- **Exercise objective**:
Your answer should be a single number: the count of lines that include the word "Exteriores".

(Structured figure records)
►

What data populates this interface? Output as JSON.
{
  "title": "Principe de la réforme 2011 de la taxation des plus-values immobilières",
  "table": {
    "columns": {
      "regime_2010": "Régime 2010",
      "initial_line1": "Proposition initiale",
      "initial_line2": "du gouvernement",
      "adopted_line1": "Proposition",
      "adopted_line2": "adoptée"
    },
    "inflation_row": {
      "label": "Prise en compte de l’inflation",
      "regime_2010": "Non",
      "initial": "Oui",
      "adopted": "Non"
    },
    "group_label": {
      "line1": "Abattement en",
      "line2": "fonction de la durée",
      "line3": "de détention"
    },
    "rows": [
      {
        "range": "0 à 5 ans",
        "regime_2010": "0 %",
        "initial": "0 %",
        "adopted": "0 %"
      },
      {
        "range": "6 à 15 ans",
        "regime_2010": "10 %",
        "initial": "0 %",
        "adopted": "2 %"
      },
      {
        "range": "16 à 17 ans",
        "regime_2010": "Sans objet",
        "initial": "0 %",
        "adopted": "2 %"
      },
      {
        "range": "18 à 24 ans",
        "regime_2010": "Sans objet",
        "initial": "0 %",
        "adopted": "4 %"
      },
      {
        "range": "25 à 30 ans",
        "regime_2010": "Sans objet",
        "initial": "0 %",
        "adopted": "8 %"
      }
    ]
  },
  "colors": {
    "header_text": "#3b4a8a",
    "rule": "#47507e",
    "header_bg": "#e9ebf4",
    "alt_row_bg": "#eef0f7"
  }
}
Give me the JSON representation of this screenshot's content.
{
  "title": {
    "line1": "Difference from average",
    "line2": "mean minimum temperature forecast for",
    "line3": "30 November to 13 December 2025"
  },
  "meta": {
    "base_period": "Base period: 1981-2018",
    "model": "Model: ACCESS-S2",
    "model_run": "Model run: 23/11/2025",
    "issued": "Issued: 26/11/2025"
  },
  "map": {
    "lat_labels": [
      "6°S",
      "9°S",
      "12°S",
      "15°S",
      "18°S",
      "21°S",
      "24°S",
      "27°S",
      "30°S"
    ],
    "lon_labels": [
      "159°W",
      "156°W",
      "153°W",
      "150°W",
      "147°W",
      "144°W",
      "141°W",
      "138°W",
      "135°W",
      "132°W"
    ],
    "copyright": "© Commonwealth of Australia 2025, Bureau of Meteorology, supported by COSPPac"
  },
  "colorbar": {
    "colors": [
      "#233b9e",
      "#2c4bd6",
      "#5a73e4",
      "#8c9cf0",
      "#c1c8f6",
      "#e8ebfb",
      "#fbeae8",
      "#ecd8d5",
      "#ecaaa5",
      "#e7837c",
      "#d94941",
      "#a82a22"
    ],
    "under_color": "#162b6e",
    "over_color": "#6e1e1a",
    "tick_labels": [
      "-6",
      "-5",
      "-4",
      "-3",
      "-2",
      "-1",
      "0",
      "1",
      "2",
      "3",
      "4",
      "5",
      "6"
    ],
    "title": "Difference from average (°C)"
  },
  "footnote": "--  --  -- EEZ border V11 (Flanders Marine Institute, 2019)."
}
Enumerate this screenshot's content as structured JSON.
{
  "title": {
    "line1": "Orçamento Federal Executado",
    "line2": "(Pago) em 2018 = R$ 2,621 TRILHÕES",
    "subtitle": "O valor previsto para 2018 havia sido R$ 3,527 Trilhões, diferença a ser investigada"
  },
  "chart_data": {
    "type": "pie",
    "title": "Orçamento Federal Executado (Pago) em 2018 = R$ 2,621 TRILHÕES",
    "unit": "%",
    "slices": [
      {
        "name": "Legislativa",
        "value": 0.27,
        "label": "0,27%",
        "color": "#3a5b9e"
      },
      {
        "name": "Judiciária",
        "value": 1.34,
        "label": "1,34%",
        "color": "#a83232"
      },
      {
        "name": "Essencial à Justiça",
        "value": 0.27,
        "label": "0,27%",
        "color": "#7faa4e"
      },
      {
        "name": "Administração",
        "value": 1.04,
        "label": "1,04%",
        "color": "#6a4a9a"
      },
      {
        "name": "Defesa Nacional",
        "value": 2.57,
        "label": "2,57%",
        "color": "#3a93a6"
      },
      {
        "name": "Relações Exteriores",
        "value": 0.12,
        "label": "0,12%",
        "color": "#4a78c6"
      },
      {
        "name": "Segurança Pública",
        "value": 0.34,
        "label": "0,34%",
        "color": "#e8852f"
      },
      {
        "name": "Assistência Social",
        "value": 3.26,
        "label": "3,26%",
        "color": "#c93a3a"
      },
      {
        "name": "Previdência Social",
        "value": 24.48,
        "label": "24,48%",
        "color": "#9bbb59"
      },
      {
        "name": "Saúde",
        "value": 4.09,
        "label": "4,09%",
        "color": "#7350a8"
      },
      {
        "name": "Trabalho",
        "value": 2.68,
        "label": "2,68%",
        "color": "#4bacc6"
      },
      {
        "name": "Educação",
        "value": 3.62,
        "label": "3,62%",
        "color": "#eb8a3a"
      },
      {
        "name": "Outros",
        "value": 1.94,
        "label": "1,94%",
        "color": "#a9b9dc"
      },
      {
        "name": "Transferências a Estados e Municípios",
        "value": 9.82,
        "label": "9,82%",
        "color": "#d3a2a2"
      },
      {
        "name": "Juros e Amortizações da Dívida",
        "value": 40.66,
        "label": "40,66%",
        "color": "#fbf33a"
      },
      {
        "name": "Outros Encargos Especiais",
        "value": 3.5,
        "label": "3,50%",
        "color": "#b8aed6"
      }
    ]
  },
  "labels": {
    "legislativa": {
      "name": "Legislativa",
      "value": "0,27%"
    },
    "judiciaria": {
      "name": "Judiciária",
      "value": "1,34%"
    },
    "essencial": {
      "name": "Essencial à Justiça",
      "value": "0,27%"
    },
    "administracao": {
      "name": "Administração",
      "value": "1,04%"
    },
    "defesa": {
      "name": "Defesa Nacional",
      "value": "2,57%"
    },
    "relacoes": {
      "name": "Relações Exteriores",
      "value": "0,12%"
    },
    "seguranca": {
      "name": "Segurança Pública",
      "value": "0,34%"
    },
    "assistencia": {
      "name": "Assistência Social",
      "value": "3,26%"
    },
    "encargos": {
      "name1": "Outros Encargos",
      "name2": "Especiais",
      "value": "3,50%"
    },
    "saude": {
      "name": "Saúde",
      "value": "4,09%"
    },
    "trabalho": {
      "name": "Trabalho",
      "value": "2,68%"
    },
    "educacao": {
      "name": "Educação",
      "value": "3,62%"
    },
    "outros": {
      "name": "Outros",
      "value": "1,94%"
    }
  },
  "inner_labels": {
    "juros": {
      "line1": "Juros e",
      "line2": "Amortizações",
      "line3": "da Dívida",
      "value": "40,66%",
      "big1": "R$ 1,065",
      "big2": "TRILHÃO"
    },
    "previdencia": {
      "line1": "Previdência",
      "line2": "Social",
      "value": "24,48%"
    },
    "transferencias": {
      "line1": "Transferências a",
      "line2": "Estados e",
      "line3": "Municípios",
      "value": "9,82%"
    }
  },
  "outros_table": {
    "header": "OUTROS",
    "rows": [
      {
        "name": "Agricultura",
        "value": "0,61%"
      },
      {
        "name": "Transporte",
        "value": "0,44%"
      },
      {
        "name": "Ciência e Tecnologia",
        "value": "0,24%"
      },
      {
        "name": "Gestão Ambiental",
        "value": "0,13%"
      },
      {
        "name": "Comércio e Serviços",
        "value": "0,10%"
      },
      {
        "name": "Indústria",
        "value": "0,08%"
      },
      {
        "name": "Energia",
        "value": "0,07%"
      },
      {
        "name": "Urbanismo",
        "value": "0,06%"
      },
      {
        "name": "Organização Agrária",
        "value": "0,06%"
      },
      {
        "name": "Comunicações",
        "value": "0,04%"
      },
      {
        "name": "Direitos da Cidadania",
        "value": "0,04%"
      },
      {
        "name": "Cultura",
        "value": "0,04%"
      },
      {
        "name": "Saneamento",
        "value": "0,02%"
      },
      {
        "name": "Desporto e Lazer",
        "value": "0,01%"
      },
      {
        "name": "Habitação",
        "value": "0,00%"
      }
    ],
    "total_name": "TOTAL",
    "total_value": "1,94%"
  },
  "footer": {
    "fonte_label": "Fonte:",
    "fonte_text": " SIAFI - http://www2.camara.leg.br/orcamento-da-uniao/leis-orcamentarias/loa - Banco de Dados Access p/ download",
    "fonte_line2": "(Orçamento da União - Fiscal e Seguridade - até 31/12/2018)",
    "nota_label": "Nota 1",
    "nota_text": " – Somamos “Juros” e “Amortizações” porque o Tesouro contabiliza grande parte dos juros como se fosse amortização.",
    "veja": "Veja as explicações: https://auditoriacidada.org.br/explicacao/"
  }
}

◄

- **Task result**:
2